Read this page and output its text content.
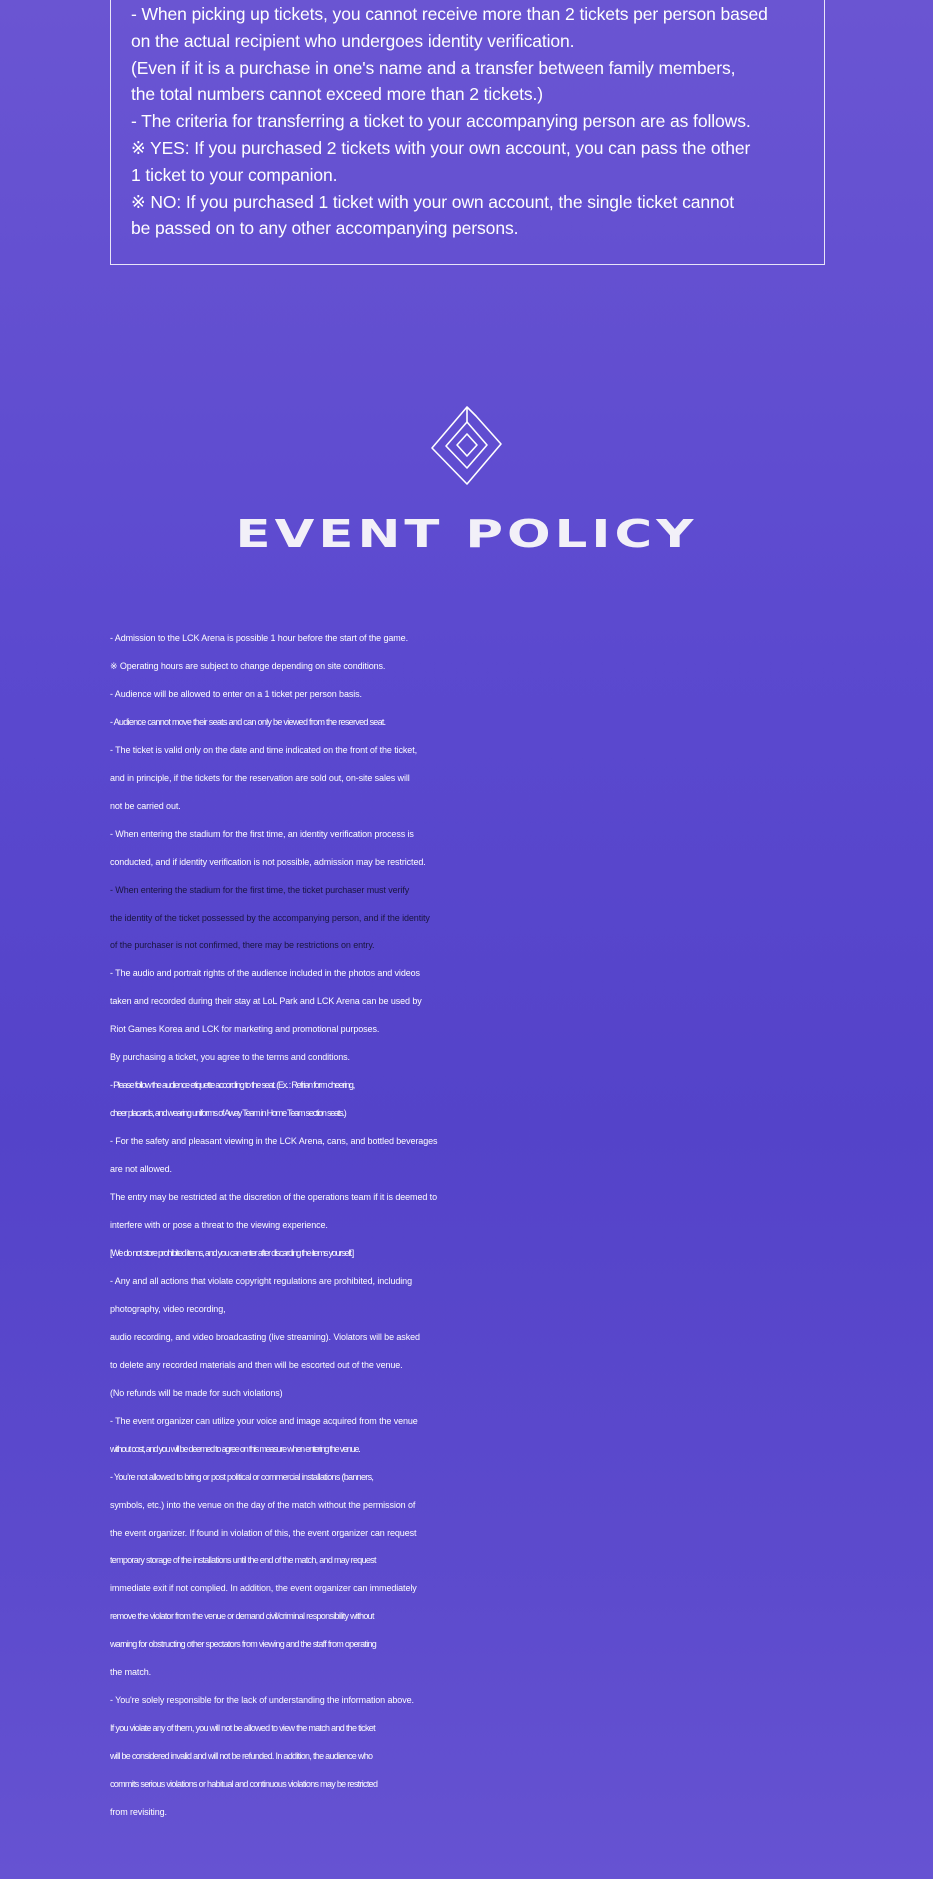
- When picking up tickets, you cannot receive more than 2 tickets per person based
on the actual recipient who undergoes identity verification.
(Even if it is a purchase in one's name and a transfer between family members,
the total numbers cannot exceed more than 2 tickets.)
- The criteria for transferring a ticket to your accompanying person are as follows.
※ YES: If you purchased 2 tickets with your own account, you can pass the other
1 ticket to your companion.
※ NO: If you purchased 1 ticket with your own account, the single ticket cannot
be passed on to any other accompanying persons.
EVENT POLICY
- Admission to the LCK Arena is possible 1 hour before the start of the game.
※ Operating hours are subject to change depending on site conditions.
- Audience will be allowed to enter on a 1 ticket per person basis.
- Audience cannot move their seats and can only be viewed from the reserved seat.
- The ticket is valid only on the date and time indicated on the front of the ticket,
and in principle, if the tickets for the reservation are sold out, on-site sales will
not be carried out.
- When entering the stadium for the first time, an identity verification process is
conducted, and if identity verification is not possible, admission may be restricted.
- When entering the stadium for the first time, the ticket purchaser must verify
the identity of the ticket possessed by the accompanying person, and if the identity
of the purchaser is not confirmed, there may be restrictions on entry.
- The audio and portrait rights of the audience included in the photos and videos
taken and recorded during their stay at LoL Park and LCK Arena can be used by
Riot Games Korea and LCK for marketing and promotional purposes.
By purchasing a ticket, you agree to the terms and conditions.
- Please follow the audience etiquette according to the seat. (Ex. : Refrian form cheering,
cheer placards, and wearing uniforms of Away Team in Home Team section seats.)
- For the safety and pleasant viewing in the LCK Arena, cans, and bottled beverages
are not allowed.
The entry may be restricted at the discretion of the operations team if it is deemed to
interfere with or pose a threat to the viewing experience.
[We do not store prohibited items, and you can enter after discarding the items yourself.]
- Any and all actions that violate copyright regulations are prohibited, including
photography, video recording,
audio recording, and video broadcasting (live streaming). Violators will be asked
to delete any recorded materials and then will be escorted out of the venue.
(No refunds will be made for such violations)
- The event organizer can utilize your voice and image acquired from the venue
without cost, and you will be deemed to agree on this measure when entering the venue.
- You’re not allowed to bring or post political or commercial installations (banners,
symbols, etc.) into the venue on the day of the match without the permission of
the event organizer. If found in violation of this, the event organizer can request
temporary storage of the installations until the end of the match, and may request
immediate exit if not complied. In addition, the event organizer can immediately
remove the violator from the venue or demand civil/criminal responsibility without
warning for obstructing other spectators from viewing and the staff from operating
the match.
- You're solely responsible for the lack of understanding the information above.
If you violate any of them, you will not be allowed to view the match and the ticket
will be considered invalid and will not be refunded. In addition, the audience who
commits serious violations or habitual and continuous violations may be restricted
from revisiting.
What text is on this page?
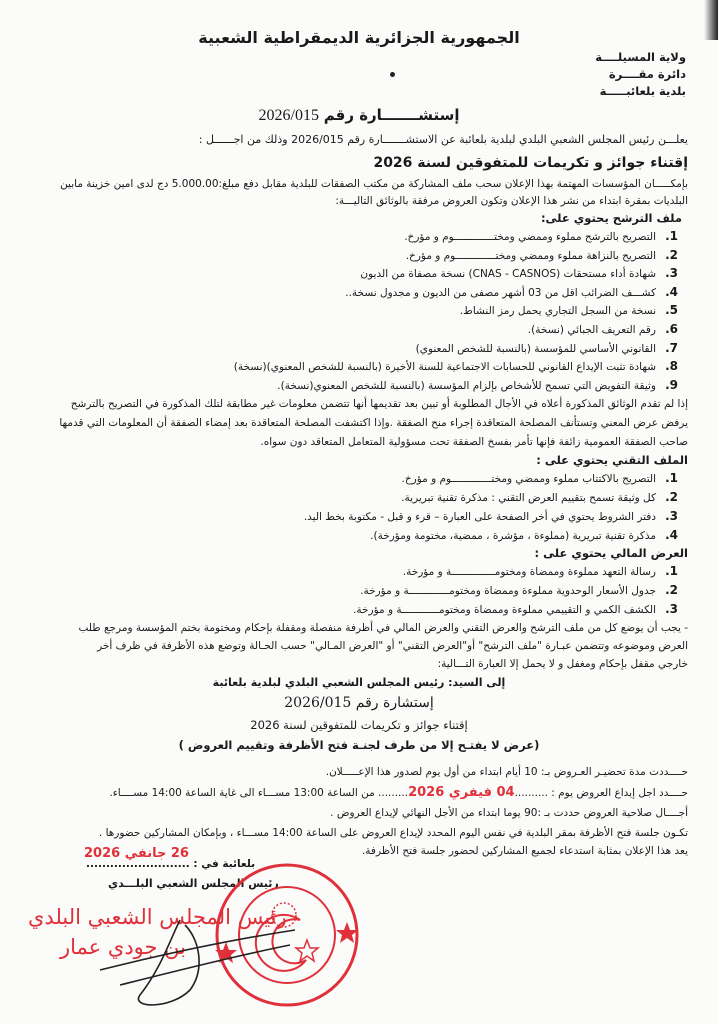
الجمهورية الجزائرية الديمقراطية الشعبية
ولاية المسيلــــة
دائرة مقــــرة
بلدية بلعائبـــــة
إستشـــــــارة رقم 2026/015
يعلـــن رئيس المجلس الشعبي البلدي لبلدية بلعائبة عن الاستشـــــــارة رقم 2026/015 وذلك من اجــــــل :
إقتناء جوائز و تكريمات للمتفوقين لسنة 2026
بإمكـــــان المؤسسات المهتمة بهذا الإعلان سحب ملف المشاركة من مكتب الصفقات للبلدية مقابل دفع مبلغ:5.000.00 دج لدى امين خزينة مابين
البلديات بمقرة ابتداء من نشر هذا الإعلان وتكون العروض مرفقة بالوثائق التاليـــة:
ملف الترشح يحتوي على:
1.التصريح بالترشح مملوء وممضي ومختـــــــــــــوم و مؤرخ.
2.التصريح بالنزاهة مملوء وممضي ومختـــــــــــــوم و مؤرخ.
3.شهادة أداء مستحقات (CNAS - CASNOS) نسخة مصفاة من الديون
4.كشـــف الضرائب اقل من 03 أشهر مصفى من الديون و مجدول نسخة..
5.نسخة من السجل التجاري يحمل رمز النشاط.
6.رقم التعريف الجبائي (نسخة).
7.القانوني الأساسي للمؤسسة (بالنسبة للشخص المعنوي)
8.شهادة تثبت الإيداع القانوني للحسابات الاجتماعية للسنة الأخيرة (بالنسبة للشخص المعنوي)(نسخة)
9.وثيقة التفويض التي تسمح للأشخاص بإلزام المؤسسة (بالنسبة للشخص المعنوي(نسخة).
إذا لم تقدم الوثائق المذكورة أعلاه في الأجال المطلوبة أو تبين بعد تقديمها أنها تتضمن معلومات غير مطابقة لتلك المذكورة في التصريح بالترشح
يرفض عرض المعني وتستأنف المصلحة المتعاقدة إجراء منح الصفقة .وإذا اكتشفت المصلحة المتعاقدة بعد إمضاء الصفقة أن المعلومات التي قدمها
صاحب الصفقة العمومية زائفة فإنها تأمر بفسخ الصفقة تحت مسؤولية المتعامل المتعاقد دون سواه.
الملف التقني يحتوي على :
1.التصريح بالاكتتاب مملوء وممضي ومختـــــــــــــوم و مؤرخ.
2.كل وثيقة تسمح بتقييم العرض التقني : مذكرة تقنية تبريرية.
3.دفتر الشروط يحتوي في أخر الصفحة على العبارة – قرء و قبل - مكتوبة بخط اليد.
4.مذكرة تقنية تبريرية (مملوءة ، مؤشرة ، ممضية، مختومة ومؤرخة).
العرض المالي يحتوي على :
1.رسالة التعهد مملوءة وممضاة ومختومــــــــــــــة و مؤرخة.
2.جدول الأسعار الوحدوية مملوءة وممضاة ومختومـــــــــــــة و مؤرخة.
3.الكشف الكمي و التقييمي مملوءة وممضاة ومختومــــــــــــة و مؤرخة.
- يجب أن يوضع كل من ملف الترشح والعرض التقني والعرض المالي في أظرفة منفصلة ومقفلة بإحكام ومختومة بختم المؤسسة ومرجع طلب
العرض وموضوعه وتتضمن عبـارة "ملف الترشح" أو"العرض التقني" أو "العرض المـالي" حسب الحـالة وتوضع هذه الأظرفة في ظرف أخر
خارجي مقفل بإحكام ومغفل و لا يحمل إلا العبارة التـــالية:
إلى السيد: رئيس المجلس الشعبي البلدي لبلدية بلعائبة
إستشارة رقم 2026/015
إقتناء جوائز و تكريمات للمتفوقين لسنة 2026
(عرض لا يفتـح إلا من طرف لجنـة فتح الأظرفة وتقييم العروض )
حــــددت مدة تحضيـر العـروض بـ: 10 أيام ابتداء من أول يوم لصدور هذا الإعـــــلان.
حــــدد اجل إيداع العروض يوم : ..........04 فيفري 2026......... من الساعة 13:00 مســـاء الى غاية الساعة 14:00 مســــاء.
أجــــال صلاحية العروض حددت بـ :90 يوما ابتداء من الأجل النهائي لإيداع العروض .
تكـون جلسة فتح الأظرفة بمقر البلدية في نفس اليوم المحدد لإيداع العروض على الساعة 14:00 مســـاء ، وبإمكان المشاركين حضورها .
يعد هذا الإعلان بمثابة استدعاء لجميع المشاركين لحضور جلسة فتح الأظرفة.
26 جانفي 2026
بلعائبة في : ..........................
رئيس المجلس الشعبي البلـــدي
رئيس المجلس الشعبي البلدي
بن جودي عمار
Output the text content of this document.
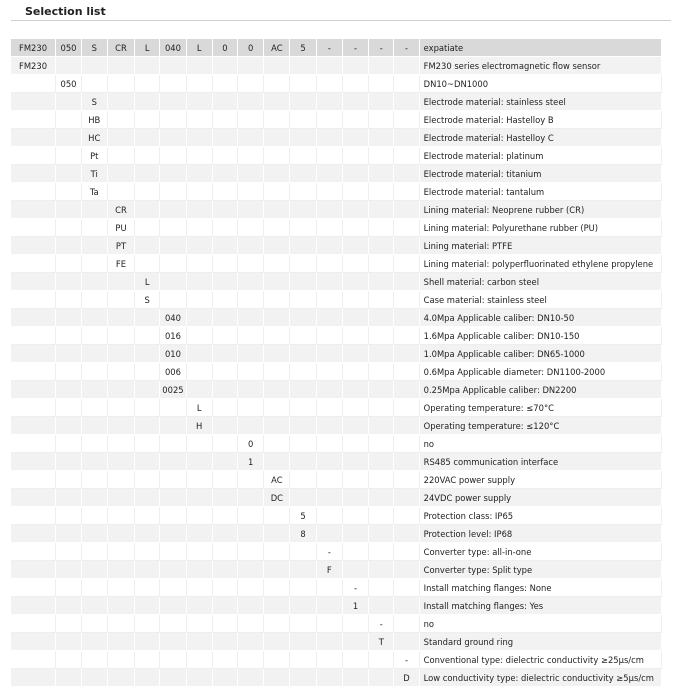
Selection list
FM230	050	S	CR	L	040	L	0	0	AC	5	-	-	-	-	expatiate
FM230															FM230 series electromagnetic flow sensor
	050														DN10~DN1000
		S													Electrode material: stainless steel
		HB													Electrode material: Hastelloy B
		HC													Electrode material: Hastelloy C
		Pt													Electrode material: platinum
		Ti													Electrode material: titanium
		Ta													Electrode material: tantalum
			CR												Lining material: Neoprene rubber (CR)
			PU												Lining material: Polyurethane rubber (PU)
			PT												Lining material: PTFE
			FE												Lining material: polyperfluorinated ethylene propylene
				L											Shell material: carbon steel
				S											Case material: stainless steel
					040										4.0Mpa Applicable caliber: DN10-50
					016										1.6Mpa Applicable caliber: DN10-150
					010										1.0Mpa Applicable caliber: DN65-1000
					006										0.6Mpa Applicable diameter: DN1100-2000
					0025										0.25Mpa Applicable caliber: DN2200
						L									Operating temperature: ≤70°C
						H									Operating temperature: ≤120°C
								0							no
								1							RS485 communication interface
									AC						220VAC power supply
									DC						24VDC power supply
										5					Protection class: IP65
										8					Protection level: IP68
											-				Converter type: all-in-one
											F				Converter type: Split type
												-			Install matching flanges: None
												1			Install matching flanges: Yes
													-		no
													T		Standard ground ring
														-	Conventional type: dielectric conductivity ≥25μs/cm
														D	Low conductivity type: dielectric conductivity ≥5μs/cm
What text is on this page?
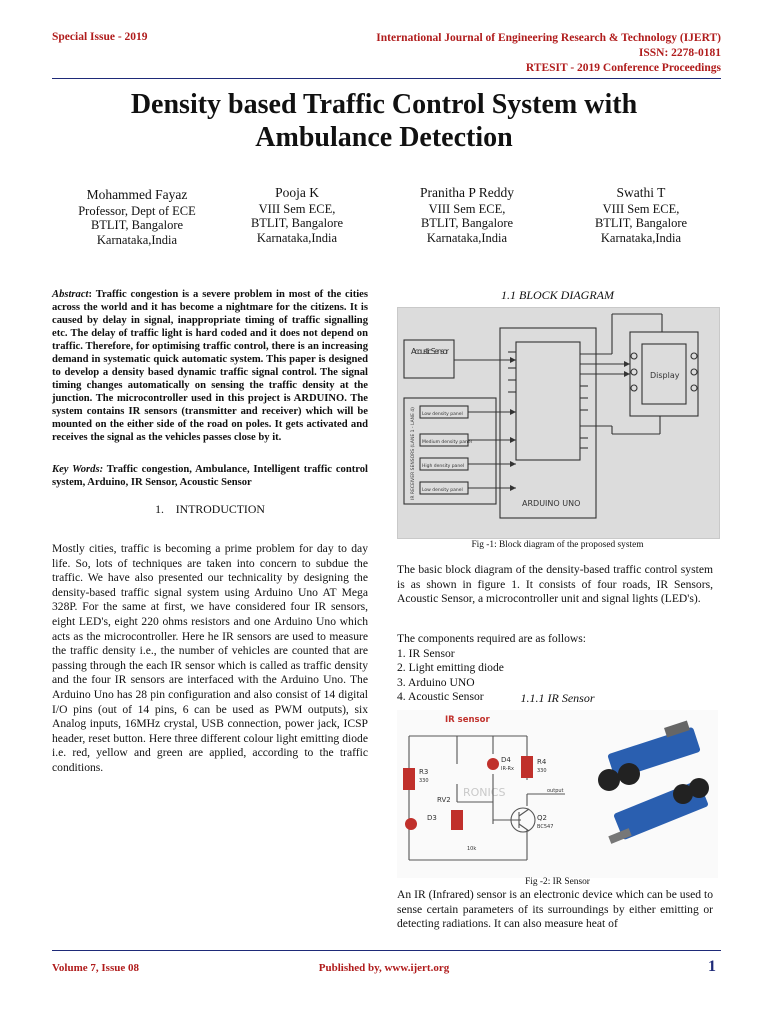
Special Issue - 2019	International Journal of Engineering Research & Technology (IJERT)
ISSN: 2278-0181
RTESIT - 2019 Conference Proceedings
Density based Traffic Control System with
Ambulance Detection
Mohammed Fayaz
Professor, Dept of ECE
BTLIT, Bangalore
Karnataka,India
Pooja K
VIII Sem ECE,
BTLIT, Bangalore
Karnataka,India
Pranitha P Reddy
VIII Sem ECE,
BTLIT, Bangalore
Karnataka,India
Swathi T
VIII Sem ECE,
BTLIT, Bangalore
Karnataka,India
Abstract: Traffic congestion is a severe problem in most of the cities across the world and it has become a nightmare for the citizens. It is caused by delay in signal, inappropriate timing of traffic signalling etc. The delay of traffic light is hard coded and it does not depend on traffic. Therefore, for optimising traffic control, there is an increasing demand in systematic quick automatic system. This paper is designed to develop a density based dynamic traffic signal control. The signal timing changes automatically on sensing the traffic density at the junction. The microcontroller used in this project is ARDUINO. The system contains IR sensors (transmitter and receiver) which will be mounted on the either side of the road on poles. It gets activated and receives the signal as the vehicles passes close by it.
Key Words: Traffic congestion, Ambulance, Intelligent traffic control system, Arduino, IR Sensor, Acoustic Sensor
1.    INTRODUCTION
Mostly cities, traffic is becoming a prime problem for day to day life. So, lots of techniques are taken into concern to subdue the traffic. We have also presented our technicality by designing the density-based traffic signal system using Arduino Uno AT Mega 328P. For the same at first, we have considered four IR sensors, eight LED's, eight 220 ohms resistors and one Arduino Uno which acts as the microcontroller. Here he IR sensors are used to measure the traffic density i.e., the number of vehicles are counted that are passing through the each IR sensor which is called as traffic density and the four IR sensors are interfaced with the Arduino Uno. The Arduino Uno has 28 pin configuration and also consist of 14 digital I/O pins (out of 14 pins, 6 can be used as PWM outputs), six Analog inputs, 16MHz crystal, USB connection, power jack, ICSP header, reset button. Here three different colour light emitting diode i.e. red, yellow and green are applied, according to the traffic conditions.
1.1 BLOCK DIAGRAM
Acoustic Sensor
Low density panel
Medium density panel
High density panel
Low density panel
IR RECEIVER SENSORS (LANE 1 - LANE 4)
ARDUINO UNO
Display
Fig -1: Block diagram of the proposed system
The basic block diagram of the density-based traffic control system is as shown in figure 1. It consists of four roads, IR Sensors, Acoustic Sensor, a microcontroller unit and signal lights (LED's).
The components required are as follows:
1. IR Sensor
2. Light emitting diode
3. Arduino UNO
4. Acoustic Sensor	1.1.1 IR Sensor
IR sensor
RONICS
R3
330
D4
IR-Rx
R4
330
RV2
D3	Q2
BC547
output
10k
Fig -2: IR Sensor
An IR (Infrared) sensor is an electronic device which can be used to sense certain parameters of its surroundings by either emitting or detecting radiations. It can also measure heat of
Volume 7, Issue 08	Published by, www.ijert.org	1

• Set task: For the listing above, identify each line bearing "venue".

• Solution for this exercise:
to delete any recorded materials and then will be escorted out of the venue.
- The event organizer can utilize your voice and image acquired from the venue
without cost, and you will be deemed to agree on this measure when entering the venue.
symbols, etc.) into the venue on the day of the match without the permission of
remove the violator from the venue or demand civil/criminal responsibility without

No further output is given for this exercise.